• [AIM] Each entry below is to be transcribed exactly.

• [MATERIAL FOR THIS TASK]
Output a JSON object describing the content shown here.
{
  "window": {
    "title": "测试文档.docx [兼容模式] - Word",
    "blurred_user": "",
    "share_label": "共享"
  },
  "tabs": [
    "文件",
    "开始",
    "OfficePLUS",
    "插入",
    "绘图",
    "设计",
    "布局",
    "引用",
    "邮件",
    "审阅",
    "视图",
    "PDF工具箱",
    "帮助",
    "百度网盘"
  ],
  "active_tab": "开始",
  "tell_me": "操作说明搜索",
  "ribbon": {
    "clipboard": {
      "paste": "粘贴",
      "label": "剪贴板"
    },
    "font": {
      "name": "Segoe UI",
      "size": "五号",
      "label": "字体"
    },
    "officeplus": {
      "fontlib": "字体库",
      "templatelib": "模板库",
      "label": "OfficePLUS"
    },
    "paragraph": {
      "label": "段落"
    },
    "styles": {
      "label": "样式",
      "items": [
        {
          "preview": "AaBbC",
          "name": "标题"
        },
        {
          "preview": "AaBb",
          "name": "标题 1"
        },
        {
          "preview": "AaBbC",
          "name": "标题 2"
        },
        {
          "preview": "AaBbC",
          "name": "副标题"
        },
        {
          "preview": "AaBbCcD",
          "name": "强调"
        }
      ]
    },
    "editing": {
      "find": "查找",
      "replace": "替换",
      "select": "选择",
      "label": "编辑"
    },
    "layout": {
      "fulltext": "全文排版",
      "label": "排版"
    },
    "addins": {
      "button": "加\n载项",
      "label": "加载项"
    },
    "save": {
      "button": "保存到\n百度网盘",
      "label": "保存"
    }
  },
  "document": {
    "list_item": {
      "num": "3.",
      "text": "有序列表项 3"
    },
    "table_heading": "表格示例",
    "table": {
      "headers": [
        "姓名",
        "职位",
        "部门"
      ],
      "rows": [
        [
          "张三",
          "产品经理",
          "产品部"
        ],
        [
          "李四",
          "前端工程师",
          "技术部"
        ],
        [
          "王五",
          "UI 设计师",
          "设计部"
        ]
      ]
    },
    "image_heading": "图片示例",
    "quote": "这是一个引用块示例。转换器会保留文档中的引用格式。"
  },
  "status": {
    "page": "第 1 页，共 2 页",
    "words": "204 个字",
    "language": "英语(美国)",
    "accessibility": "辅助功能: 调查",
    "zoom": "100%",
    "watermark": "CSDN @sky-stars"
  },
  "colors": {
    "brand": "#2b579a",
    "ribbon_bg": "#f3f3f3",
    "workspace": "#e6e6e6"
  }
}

• [SOLUTION FOR THIS EXERCISE]
Output a JSON object describing the content shown here.
{
  "window": {
    "title": "测试文档.docx [兼容模式] - Word",
    "blurred_user": "",
    "share_label": "共享"
  },
  "tabs": [
    "文件",
    "开始",
    "OfficePLUS",
    "插入",
    "绘图",
    "设计",
    "布局",
    "引用",
    "邮件",
    "审阅",
    "视图",
    "PDF工具箱",
    "帮助",
    "百度网盘"
  ],
  "active_tab": "开始",
  "tell_me": "操作说明搜索",
  "ribbon": {
    "clipboard": {
      "paste": "粘贴",
      "label": "剪贴板"
    },
    "font": {
      "name": "Segoe UI",
      "size": "五号",
      "label": "字体"
    },
    "officeplus": {
      "fontlib": "字体库",
      "templatelib": "模板库",
      "label": "OfficePLUS"
    },
    "paragraph": {
      "label": "段落"
    },
    "styles": {
      "label": "样式",
      "items": [
        {
          "preview": "AaBbC",
          "name": "标题"
        },
        {
          "preview": "AaBb",
          "name": "标题 1"
        },
        {
          "preview": "AaBbC",
          "name": "标题 2"
        },
        {
          "preview": "AaBbC",
          "name": "副标题"
        },
        {
          "preview": "AaBbCcD",
          "name": "强调"
        }
      ]
    },
    "editing": {
      "find": "查找",
      "replace": "替换",
      "select": "选择",
      "label": "编辑"
    },
    "layout": {
      "fulltext": "全文排版",
      "label": "排版"
    },
    "addins": {
      "button": "加\n载项",
      "label": "加载项"
    },
    "save": {
      "button": "保存到\n百度网盘",
      "label": "保存"
    }
  },
  "document": {
    "list_item": {
      "num": "3.",
      "text": "有序列表项 3"
    },
    "table_heading": "表格示例",
    "table": {
      "headers": [
        "姓名",
        "职位",
        "部门"
      ],
      "rows": [
        [
          "张三",
          "产品经理",
          "产品部"
        ],
        [
          "李四",
          "前端工程师",
          "技术部"
        ],
        [
          "王五",
          "UI 设计师",
          "设计部"
        ]
      ]
    },
    "image_heading": "图片示例",
    "quote": "这是一个引用块示例。转换器会保留文档中的引用格式。"
  },
  "status": {
    "page": "第 1 页，共 2 页",
    "words": "204 个字",
    "language": "英语(美国)",
    "accessibility": "辅助功能: 调查",
    "zoom": "100%",
    "watermark": "CSDN @sky-stars"
  },
  "colors": {
    "brand": "#2b579a",
    "ribbon_bg": "#f3f3f3",
    "workspace": "#e6e6e6"
  }
}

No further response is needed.